*What the exercise asks*
Collect each line of the records containing the string "xlabel".
-- Begin --
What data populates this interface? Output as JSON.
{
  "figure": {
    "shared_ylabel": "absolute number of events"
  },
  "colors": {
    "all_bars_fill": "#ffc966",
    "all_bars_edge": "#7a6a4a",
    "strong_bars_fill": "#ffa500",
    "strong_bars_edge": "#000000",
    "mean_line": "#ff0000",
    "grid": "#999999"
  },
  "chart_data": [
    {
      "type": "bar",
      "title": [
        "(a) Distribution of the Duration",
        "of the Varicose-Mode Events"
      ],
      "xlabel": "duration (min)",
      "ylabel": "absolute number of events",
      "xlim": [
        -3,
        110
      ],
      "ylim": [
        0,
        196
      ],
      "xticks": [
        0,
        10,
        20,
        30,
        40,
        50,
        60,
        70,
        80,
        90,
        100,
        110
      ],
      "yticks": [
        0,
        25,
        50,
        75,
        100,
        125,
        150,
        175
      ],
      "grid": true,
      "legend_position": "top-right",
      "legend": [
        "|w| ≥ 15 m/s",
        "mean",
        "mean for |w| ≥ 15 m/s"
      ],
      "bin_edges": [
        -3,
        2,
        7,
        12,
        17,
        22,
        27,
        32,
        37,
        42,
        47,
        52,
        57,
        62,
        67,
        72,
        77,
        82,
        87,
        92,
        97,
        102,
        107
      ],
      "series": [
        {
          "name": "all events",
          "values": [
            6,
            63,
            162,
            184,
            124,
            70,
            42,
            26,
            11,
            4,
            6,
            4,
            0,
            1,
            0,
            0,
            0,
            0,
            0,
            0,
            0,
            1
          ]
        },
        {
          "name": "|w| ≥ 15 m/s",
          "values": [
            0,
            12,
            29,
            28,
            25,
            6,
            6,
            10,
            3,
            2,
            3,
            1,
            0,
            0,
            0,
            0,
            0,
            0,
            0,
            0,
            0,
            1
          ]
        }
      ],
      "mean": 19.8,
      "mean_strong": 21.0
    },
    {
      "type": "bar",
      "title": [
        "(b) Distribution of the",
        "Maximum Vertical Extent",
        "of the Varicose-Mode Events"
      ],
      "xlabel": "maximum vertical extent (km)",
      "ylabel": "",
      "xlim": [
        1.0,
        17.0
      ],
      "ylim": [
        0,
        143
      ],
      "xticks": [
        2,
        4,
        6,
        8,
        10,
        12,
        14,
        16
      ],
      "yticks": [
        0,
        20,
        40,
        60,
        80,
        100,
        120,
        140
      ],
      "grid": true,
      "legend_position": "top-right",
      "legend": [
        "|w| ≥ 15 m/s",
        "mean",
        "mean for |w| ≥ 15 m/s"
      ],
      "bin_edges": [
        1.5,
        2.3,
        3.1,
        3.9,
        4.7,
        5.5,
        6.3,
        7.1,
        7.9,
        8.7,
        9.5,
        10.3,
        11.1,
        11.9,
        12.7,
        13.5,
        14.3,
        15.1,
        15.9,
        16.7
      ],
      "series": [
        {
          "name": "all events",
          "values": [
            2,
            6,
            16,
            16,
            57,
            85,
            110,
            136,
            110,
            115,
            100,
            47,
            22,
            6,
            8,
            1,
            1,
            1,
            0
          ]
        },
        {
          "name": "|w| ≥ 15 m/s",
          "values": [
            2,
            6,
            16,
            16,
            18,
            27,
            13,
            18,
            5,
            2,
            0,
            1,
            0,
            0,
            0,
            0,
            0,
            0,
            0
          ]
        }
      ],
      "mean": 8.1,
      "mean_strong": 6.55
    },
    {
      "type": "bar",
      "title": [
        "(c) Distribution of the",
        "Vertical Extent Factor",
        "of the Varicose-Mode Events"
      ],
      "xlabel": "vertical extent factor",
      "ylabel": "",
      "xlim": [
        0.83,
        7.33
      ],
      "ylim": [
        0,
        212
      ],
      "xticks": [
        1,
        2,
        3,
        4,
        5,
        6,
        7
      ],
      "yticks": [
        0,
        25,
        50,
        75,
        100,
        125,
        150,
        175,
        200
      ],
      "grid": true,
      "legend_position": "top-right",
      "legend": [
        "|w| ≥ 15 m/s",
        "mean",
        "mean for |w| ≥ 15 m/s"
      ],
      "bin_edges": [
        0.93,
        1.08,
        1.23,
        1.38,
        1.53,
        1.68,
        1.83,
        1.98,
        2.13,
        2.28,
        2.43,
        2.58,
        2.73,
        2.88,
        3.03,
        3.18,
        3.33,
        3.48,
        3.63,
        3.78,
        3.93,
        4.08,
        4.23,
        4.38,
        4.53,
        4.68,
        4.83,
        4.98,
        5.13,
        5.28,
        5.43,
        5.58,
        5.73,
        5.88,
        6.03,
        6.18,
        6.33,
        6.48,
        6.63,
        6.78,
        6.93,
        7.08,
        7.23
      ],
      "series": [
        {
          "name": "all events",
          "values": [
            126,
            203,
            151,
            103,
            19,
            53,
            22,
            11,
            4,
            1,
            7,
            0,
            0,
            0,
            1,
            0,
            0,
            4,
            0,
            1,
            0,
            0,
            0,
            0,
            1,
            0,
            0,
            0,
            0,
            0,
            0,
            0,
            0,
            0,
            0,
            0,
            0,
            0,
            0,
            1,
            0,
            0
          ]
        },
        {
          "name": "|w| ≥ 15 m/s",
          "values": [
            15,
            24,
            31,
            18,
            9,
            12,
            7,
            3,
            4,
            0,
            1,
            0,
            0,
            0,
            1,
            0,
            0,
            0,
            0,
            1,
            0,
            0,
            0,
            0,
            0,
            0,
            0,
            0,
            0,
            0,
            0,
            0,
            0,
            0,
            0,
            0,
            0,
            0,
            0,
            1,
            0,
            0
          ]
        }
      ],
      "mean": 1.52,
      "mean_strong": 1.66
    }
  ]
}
-- End --
*Answer to the task*
      "xlabel": "duration (min)",
      "xlabel": "maximum vertical extent (km)",
      "xlabel": "vertical extent factor",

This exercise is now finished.